## start DATASET

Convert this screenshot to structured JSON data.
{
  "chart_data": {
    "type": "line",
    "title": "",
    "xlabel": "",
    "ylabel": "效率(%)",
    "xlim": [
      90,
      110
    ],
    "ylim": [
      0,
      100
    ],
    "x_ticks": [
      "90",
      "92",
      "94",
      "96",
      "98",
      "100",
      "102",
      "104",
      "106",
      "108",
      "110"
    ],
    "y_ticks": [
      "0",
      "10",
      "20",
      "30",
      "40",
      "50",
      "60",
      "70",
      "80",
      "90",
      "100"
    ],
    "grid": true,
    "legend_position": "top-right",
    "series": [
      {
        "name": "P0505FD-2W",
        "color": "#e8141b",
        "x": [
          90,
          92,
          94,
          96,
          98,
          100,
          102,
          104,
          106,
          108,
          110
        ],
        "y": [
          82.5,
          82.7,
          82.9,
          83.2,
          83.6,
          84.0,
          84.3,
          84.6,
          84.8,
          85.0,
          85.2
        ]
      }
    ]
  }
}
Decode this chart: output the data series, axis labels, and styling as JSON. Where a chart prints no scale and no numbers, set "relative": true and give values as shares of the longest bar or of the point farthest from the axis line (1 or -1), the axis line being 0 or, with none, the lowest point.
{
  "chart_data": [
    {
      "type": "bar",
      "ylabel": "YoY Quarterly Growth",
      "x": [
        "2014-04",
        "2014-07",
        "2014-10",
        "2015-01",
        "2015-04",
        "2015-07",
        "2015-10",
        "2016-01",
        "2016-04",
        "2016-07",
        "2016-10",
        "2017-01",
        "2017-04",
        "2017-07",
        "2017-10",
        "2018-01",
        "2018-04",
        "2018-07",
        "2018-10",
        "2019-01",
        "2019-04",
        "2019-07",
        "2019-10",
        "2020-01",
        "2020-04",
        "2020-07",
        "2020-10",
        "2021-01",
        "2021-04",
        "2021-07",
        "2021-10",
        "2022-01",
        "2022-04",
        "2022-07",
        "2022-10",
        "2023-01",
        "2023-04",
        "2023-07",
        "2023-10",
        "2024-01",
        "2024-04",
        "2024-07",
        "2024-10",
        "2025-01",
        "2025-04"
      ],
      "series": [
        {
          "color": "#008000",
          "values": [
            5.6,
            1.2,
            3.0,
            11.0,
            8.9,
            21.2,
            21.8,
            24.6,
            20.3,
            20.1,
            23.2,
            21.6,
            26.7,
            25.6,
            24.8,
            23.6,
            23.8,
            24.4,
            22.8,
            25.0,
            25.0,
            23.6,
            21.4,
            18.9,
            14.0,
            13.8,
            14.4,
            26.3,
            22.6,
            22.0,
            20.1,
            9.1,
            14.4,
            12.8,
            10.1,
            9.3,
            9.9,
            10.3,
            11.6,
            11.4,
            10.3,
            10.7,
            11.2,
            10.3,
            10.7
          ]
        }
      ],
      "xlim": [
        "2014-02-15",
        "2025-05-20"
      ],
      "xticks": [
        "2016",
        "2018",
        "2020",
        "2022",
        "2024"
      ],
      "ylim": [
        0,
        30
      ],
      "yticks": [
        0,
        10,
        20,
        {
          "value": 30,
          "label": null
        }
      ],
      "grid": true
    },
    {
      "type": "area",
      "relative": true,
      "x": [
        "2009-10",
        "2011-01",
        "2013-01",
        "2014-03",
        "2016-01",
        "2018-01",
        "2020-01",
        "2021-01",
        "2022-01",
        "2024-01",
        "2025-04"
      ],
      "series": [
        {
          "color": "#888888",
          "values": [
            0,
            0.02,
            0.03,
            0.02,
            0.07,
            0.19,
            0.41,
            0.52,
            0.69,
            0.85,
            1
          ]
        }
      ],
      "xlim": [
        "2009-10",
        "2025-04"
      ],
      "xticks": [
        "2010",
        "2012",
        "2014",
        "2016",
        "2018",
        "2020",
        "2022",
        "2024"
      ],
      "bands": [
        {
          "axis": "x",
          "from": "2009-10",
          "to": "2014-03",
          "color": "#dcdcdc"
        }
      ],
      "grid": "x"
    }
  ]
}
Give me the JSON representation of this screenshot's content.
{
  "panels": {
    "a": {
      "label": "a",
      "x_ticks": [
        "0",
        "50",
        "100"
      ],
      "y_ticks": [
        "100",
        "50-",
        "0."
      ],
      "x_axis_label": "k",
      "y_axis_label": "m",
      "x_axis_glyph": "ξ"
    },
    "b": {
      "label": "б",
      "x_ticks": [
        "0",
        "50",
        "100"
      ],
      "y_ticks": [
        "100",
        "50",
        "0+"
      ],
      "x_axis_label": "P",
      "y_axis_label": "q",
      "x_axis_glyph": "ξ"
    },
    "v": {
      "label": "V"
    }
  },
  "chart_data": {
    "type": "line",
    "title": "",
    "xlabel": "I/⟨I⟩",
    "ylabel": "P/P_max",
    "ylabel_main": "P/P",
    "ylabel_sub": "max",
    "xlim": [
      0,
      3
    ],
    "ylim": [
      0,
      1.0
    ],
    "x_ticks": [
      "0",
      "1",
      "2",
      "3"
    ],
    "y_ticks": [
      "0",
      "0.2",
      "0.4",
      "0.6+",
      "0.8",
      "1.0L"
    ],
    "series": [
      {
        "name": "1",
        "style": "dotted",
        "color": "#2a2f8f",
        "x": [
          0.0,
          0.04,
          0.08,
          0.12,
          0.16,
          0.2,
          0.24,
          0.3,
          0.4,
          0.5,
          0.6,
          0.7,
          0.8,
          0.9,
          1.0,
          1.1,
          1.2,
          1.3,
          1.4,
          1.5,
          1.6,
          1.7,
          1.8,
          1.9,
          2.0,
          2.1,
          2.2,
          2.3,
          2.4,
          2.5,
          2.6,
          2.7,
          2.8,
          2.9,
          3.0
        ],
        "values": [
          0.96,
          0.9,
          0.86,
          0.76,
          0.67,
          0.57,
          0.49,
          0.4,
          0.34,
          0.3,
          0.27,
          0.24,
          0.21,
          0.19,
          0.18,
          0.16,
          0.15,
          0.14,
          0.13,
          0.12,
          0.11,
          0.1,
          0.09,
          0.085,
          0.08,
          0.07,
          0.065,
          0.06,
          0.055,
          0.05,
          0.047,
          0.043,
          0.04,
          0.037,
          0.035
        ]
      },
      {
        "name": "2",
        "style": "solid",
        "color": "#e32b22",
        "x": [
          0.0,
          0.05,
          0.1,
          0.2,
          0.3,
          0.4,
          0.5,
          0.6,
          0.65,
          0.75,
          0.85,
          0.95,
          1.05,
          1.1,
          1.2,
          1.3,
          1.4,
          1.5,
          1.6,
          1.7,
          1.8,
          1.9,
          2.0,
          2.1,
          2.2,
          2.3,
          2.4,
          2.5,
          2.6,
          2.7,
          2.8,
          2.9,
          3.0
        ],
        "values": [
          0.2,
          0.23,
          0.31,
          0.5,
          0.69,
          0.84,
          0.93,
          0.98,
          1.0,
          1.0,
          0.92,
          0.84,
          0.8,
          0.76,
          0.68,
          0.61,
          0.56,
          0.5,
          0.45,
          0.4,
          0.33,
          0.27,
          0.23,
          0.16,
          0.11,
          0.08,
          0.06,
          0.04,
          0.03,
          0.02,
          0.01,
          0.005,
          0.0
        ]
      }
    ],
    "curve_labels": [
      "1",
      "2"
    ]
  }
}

## end DATASET

## DO THIS
Write out every line from the records above, word for word.

## ANSWER TO THIS TASK
Convert this screenshot to structured JSON data.
{
  "chart_data": {
    "type": "line",
    "title": "",
    "xlabel": "",
    "ylabel": "效率(%)",
    "xlim": [
      90,
      110
    ],
    "ylim": [
      0,
      100
    ],
    "x_ticks": [
      "90",
      "92",
      "94",
      "96",
      "98",
      "100",
      "102",
      "104",
      "106",
      "108",
      "110"
    ],
    "y_ticks": [
      "0",
      "10",
      "20",
      "30",
      "40",
      "50",
      "60",
      "70",
      "80",
      "90",
      "100"
    ],
    "grid": true,
    "legend_position": "top-right",
    "series": [
      {
        "name": "P0505FD-2W",
        "color": "#e8141b",
        "x": [
          90,
          92,
          94,
          96,
          98,
          100,
          102,
          104,
          106,
          108,
          110
        ],
        "y": [
          82.5,
          82.7,
          82.9,
          83.2,
          83.6,
          84.0,
          84.3,
          84.6,
          84.8,
          85.0,
          85.2
        ]
      }
    ]
  }
}
Decode this chart: output the data series, axis labels, and styling as JSON. Where a chart prints no scale and no numbers, set "relative": true and give values as shares of the longest bar or of the point farthest from the axis line (1 or -1), the axis line being 0 or, with none, the lowest point.
{
  "chart_data": [
    {
      "type": "bar",
      "ylabel": "YoY Quarterly Growth",
      "x": [
        "2014-04",
        "2014-07",
        "2014-10",
        "2015-01",
        "2015-04",
        "2015-07",
        "2015-10",
        "2016-01",
        "2016-04",
        "2016-07",
        "2016-10",
        "2017-01",
        "2017-04",
        "2017-07",
        "2017-10",
        "2018-01",
        "2018-04",
        "2018-07",
        "2018-10",
        "2019-01",
        "2019-04",
        "2019-07",
        "2019-10",
        "2020-01",
        "2020-04",
        "2020-07",
        "2020-10",
        "2021-01",
        "2021-04",
        "2021-07",
        "2021-10",
        "2022-01",
        "2022-04",
        "2022-07",
        "2022-10",
        "2023-01",
        "2023-04",
        "2023-07",
        "2023-10",
        "2024-01",
        "2024-04",
        "2024-07",
        "2024-10",
        "2025-01",
        "2025-04"
      ],
      "series": [
        {
          "color": "#008000",
          "values": [
            5.6,
            1.2,
            3.0,
            11.0,
            8.9,
            21.2,
            21.8,
            24.6,
            20.3,
            20.1,
            23.2,
            21.6,
            26.7,
            25.6,
            24.8,
            23.6,
            23.8,
            24.4,
            22.8,
            25.0,
            25.0,
            23.6,
            21.4,
            18.9,
            14.0,
            13.8,
            14.4,
            26.3,
            22.6,
            22.0,
            20.1,
            9.1,
            14.4,
            12.8,
            10.1,
            9.3,
            9.9,
            10.3,
            11.6,
            11.4,
            10.3,
            10.7,
            11.2,
            10.3,
            10.7
          ]
        }
      ],
      "xlim": [
        "2014-02-15",
        "2025-05-20"
      ],
      "xticks": [
        "2016",
        "2018",
        "2020",
        "2022",
        "2024"
      ],
      "ylim": [
        0,
        30
      ],
      "yticks": [
        0,
        10,
        20,
        {
          "value": 30,
          "label": null
        }
      ],
      "grid": true
    },
    {
      "type": "area",
      "relative": true,
      "x": [
        "2009-10",
        "2011-01",
        "2013-01",
        "2014-03",
        "2016-01",
        "2018-01",
        "2020-01",
        "2021-01",
        "2022-01",
        "2024-01",
        "2025-04"
      ],
      "series": [
        {
          "color": "#888888",
          "values": [
            0,
            0.02,
            0.03,
            0.02,
            0.07,
            0.19,
            0.41,
            0.52,
            0.69,
            0.85,
            1
          ]
        }
      ],
      "xlim": [
        "2009-10",
        "2025-04"
      ],
      "xticks": [
        "2010",
        "2012",
        "2014",
        "2016",
        "2018",
        "2020",
        "2022",
        "2024"
      ],
      "bands": [
        {
          "axis": "x",
          "from": "2009-10",
          "to": "2014-03",
          "color": "#dcdcdc"
        }
      ],
      "grid": "x"
    }
  ]
}
Give me the JSON representation of this screenshot's content.
{
  "panels": {
    "a": {
      "label": "a",
      "x_ticks": [
        "0",
        "50",
        "100"
      ],
      "y_ticks": [
        "100",
        "50-",
        "0."
      ],
      "x_axis_label": "k",
      "y_axis_label": "m",
      "x_axis_glyph": "ξ"
    },
    "b": {
      "label": "б",
      "x_ticks": [
        "0",
        "50",
        "100"
      ],
      "y_ticks": [
        "100",
        "50",
        "0+"
      ],
      "x_axis_label": "P",
      "y_axis_label": "q",
      "x_axis_glyph": "ξ"
    },
    "v": {
      "label": "V"
    }
  },
  "chart_data": {
    "type": "line",
    "title": "",
    "xlabel": "I/⟨I⟩",
    "ylabel": "P/P_max",
    "ylabel_main": "P/P",
    "ylabel_sub": "max",
    "xlim": [
      0,
      3
    ],
    "ylim": [
      0,
      1.0
    ],
    "x_ticks": [
      "0",
      "1",
      "2",
      "3"
    ],
    "y_ticks": [
      "0",
      "0.2",
      "0.4",
      "0.6+",
      "0.8",
      "1.0L"
    ],
    "series": [
      {
        "name": "1",
        "style": "dotted",
        "color": "#2a2f8f",
        "x": [
          0.0,
          0.04,
          0.08,
          0.12,
          0.16,
          0.2,
          0.24,
          0.3,
          0.4,
          0.5,
          0.6,
          0.7,
          0.8,
          0.9,
          1.0,
          1.1,
          1.2,
          1.3,
          1.4,
          1.5,
          1.6,
          1.7,
          1.8,
          1.9,
          2.0,
          2.1,
          2.2,
          2.3,
          2.4,
          2.5,
          2.6,
          2.7,
          2.8,
          2.9,
          3.0
        ],
        "values": [
          0.96,
          0.9,
          0.86,
          0.76,
          0.67,
          0.57,
          0.49,
          0.4,
          0.34,
          0.3,
          0.27,
          0.24,
          0.21,
          0.19,
          0.18,
          0.16,
          0.15,
          0.14,
          0.13,
          0.12,
          0.11,
          0.1,
          0.09,
          0.085,
          0.08,
          0.07,
          0.065,
          0.06,
          0.055,
          0.05,
          0.047,
          0.043,
          0.04,
          0.037,
          0.035
        ]
      },
      {
        "name": "2",
        "style": "solid",
        "color": "#e32b22",
        "x": [
          0.0,
          0.05,
          0.1,
          0.2,
          0.3,
          0.4,
          0.5,
          0.6,
          0.65,
          0.75,
          0.85,
          0.95,
          1.05,
          1.1,
          1.2,
          1.3,
          1.4,
          1.5,
          1.6,
          1.7,
          1.8,
          1.9,
          2.0,
          2.1,
          2.2,
          2.3,
          2.4,
          2.5,
          2.6,
          2.7,
          2.8,
          2.9,
          3.0
        ],
        "values": [
          0.2,
          0.23,
          0.31,
          0.5,
          0.69,
          0.84,
          0.93,
          0.98,
          1.0,
          1.0,
          0.92,
          0.84,
          0.8,
          0.76,
          0.68,
          0.61,
          0.56,
          0.5,
          0.45,
          0.4,
          0.33,
          0.27,
          0.23,
          0.16,
          0.11,
          0.08,
          0.06,
          0.04,
          0.03,
          0.02,
          0.01,
          0.005,
          0.0
        ]
      }
    ],
    "curve_labels": [
      "1",
      "2"
    ]
  }
}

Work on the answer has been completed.